:: The problem ::
Copy every record below, exactly as written.

:: Listing ::

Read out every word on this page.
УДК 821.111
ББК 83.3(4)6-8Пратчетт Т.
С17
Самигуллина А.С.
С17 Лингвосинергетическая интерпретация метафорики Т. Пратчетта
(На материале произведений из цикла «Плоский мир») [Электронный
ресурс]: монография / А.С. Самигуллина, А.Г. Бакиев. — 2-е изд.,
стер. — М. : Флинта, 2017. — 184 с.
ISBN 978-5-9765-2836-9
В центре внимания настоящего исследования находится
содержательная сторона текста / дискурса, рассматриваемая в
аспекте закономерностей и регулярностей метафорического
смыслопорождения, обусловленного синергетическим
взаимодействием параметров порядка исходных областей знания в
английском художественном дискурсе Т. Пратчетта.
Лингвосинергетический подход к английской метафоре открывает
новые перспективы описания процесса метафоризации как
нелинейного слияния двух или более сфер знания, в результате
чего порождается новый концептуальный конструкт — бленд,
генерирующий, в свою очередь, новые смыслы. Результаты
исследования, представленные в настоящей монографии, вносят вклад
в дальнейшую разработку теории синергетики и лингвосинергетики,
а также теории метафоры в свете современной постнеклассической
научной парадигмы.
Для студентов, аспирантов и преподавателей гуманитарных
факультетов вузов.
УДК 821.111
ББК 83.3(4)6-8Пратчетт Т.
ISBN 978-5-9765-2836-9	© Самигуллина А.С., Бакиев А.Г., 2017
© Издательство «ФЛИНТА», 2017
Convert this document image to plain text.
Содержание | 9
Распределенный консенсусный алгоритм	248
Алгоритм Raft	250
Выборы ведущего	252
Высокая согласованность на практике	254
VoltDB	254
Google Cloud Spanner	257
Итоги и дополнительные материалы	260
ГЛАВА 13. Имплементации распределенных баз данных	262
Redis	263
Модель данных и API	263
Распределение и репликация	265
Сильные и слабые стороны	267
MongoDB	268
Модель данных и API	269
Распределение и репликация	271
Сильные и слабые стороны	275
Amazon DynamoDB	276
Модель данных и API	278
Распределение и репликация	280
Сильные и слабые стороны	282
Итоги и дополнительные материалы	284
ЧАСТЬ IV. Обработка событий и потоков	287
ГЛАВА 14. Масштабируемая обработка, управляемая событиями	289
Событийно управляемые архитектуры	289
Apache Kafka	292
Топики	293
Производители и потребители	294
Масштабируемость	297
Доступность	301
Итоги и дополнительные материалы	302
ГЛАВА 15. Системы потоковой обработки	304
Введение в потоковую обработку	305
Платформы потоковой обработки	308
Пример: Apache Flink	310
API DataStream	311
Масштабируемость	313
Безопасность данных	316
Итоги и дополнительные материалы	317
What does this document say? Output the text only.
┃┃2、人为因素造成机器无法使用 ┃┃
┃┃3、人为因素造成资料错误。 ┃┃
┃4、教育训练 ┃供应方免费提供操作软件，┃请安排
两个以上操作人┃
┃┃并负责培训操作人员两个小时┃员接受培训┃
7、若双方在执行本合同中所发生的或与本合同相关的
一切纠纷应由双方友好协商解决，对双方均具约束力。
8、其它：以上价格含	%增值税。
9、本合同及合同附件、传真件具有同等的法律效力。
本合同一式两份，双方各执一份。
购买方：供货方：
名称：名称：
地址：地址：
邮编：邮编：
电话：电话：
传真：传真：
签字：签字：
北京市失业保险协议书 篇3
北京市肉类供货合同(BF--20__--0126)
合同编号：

:: Written reply ::
Read out every word on this page.
УДК 821.111
ББК 83.3(4)6-8Пратчетт Т.
С17
Самигуллина А.С.
С17 Лингвосинергетическая интерпретация метафорики Т. Пратчетта
(На материале произведений из цикла «Плоский мир») [Электронный
ресурс]: монография / А.С. Самигуллина, А.Г. Бакиев. — 2-е изд.,
стер. — М. : Флинта, 2017. — 184 с.
ISBN 978-5-9765-2836-9
В центре внимания настоящего исследования находится
содержательная сторона текста / дискурса, рассматриваемая в
аспекте закономерностей и регулярностей метафорического
смыслопорождения, обусловленного синергетическим
взаимодействием параметров порядка исходных областей знания в
английском художественном дискурсе Т. Пратчетта.
Лингвосинергетический подход к английской метафоре открывает
новые перспективы описания процесса метафоризации как
нелинейного слияния двух или более сфер знания, в результате
чего порождается новый концептуальный конструкт — бленд,
генерирующий, в свою очередь, новые смыслы. Результаты
исследования, представленные в настоящей монографии, вносят вклад
в дальнейшую разработку теории синергетики и лингвосинергетики,
а также теории метафоры в свете современной постнеклассической
научной парадигмы.
Для студентов, аспирантов и преподавателей гуманитарных
факультетов вузов.
УДК 821.111
ББК 83.3(4)6-8Пратчетт Т.
ISBN 978-5-9765-2836-9	© Самигуллина А.С., Бакиев А.Г., 2017
© Издательство «ФЛИНТА», 2017
Convert this document image to plain text.
Содержание | 9
Распределенный консенсусный алгоритм	248
Алгоритм Raft	250
Выборы ведущего	252
Высокая согласованность на практике	254
VoltDB	254
Google Cloud Spanner	257
Итоги и дополнительные материалы	260
ГЛАВА 13. Имплементации распределенных баз данных	262
Redis	263
Модель данных и API	263
Распределение и репликация	265
Сильные и слабые стороны	267
MongoDB	268
Модель данных и API	269
Распределение и репликация	271
Сильные и слабые стороны	275
Amazon DynamoDB	276
Модель данных и API	278
Распределение и репликация	280
Сильные и слабые стороны	282
Итоги и дополнительные материалы	284
ЧАСТЬ IV. Обработка событий и потоков	287
ГЛАВА 14. Масштабируемая обработка, управляемая событиями	289
Событийно управляемые архитектуры	289
Apache Kafka	292
Топики	293
Производители и потребители	294
Масштабируемость	297
Доступность	301
Итоги и дополнительные материалы	302
ГЛАВА 15. Системы потоковой обработки	304
Введение в потоковую обработку	305
Платформы потоковой обработки	308
Пример: Apache Flink	310
API DataStream	311
Масштабируемость	313
Безопасность данных	316
Итоги и дополнительные материалы	317
What does this document say? Output the text only.
┃┃2、人为因素造成机器无法使用 ┃┃
┃┃3、人为因素造成资料错误。 ┃┃
┃4、教育训练 ┃供应方免费提供操作软件，┃请安排
两个以上操作人┃
┃┃并负责培训操作人员两个小时┃员接受培训┃
7、若双方在执行本合同中所发生的或与本合同相关的
一切纠纷应由双方友好协商解决，对双方均具约束力。
8、其它：以上价格含	%增值税。
9、本合同及合同附件、传真件具有同等的法律效力。
本合同一式两份，双方各执一份。
购买方：供货方：
名称：名称：
地址：地址：
邮编：邮编：
电话：电话：
传真：传真：
签字：签字：
北京市失业保险协议书 篇3
北京市肉类供货合同(BF--20__--0126)
合同编号：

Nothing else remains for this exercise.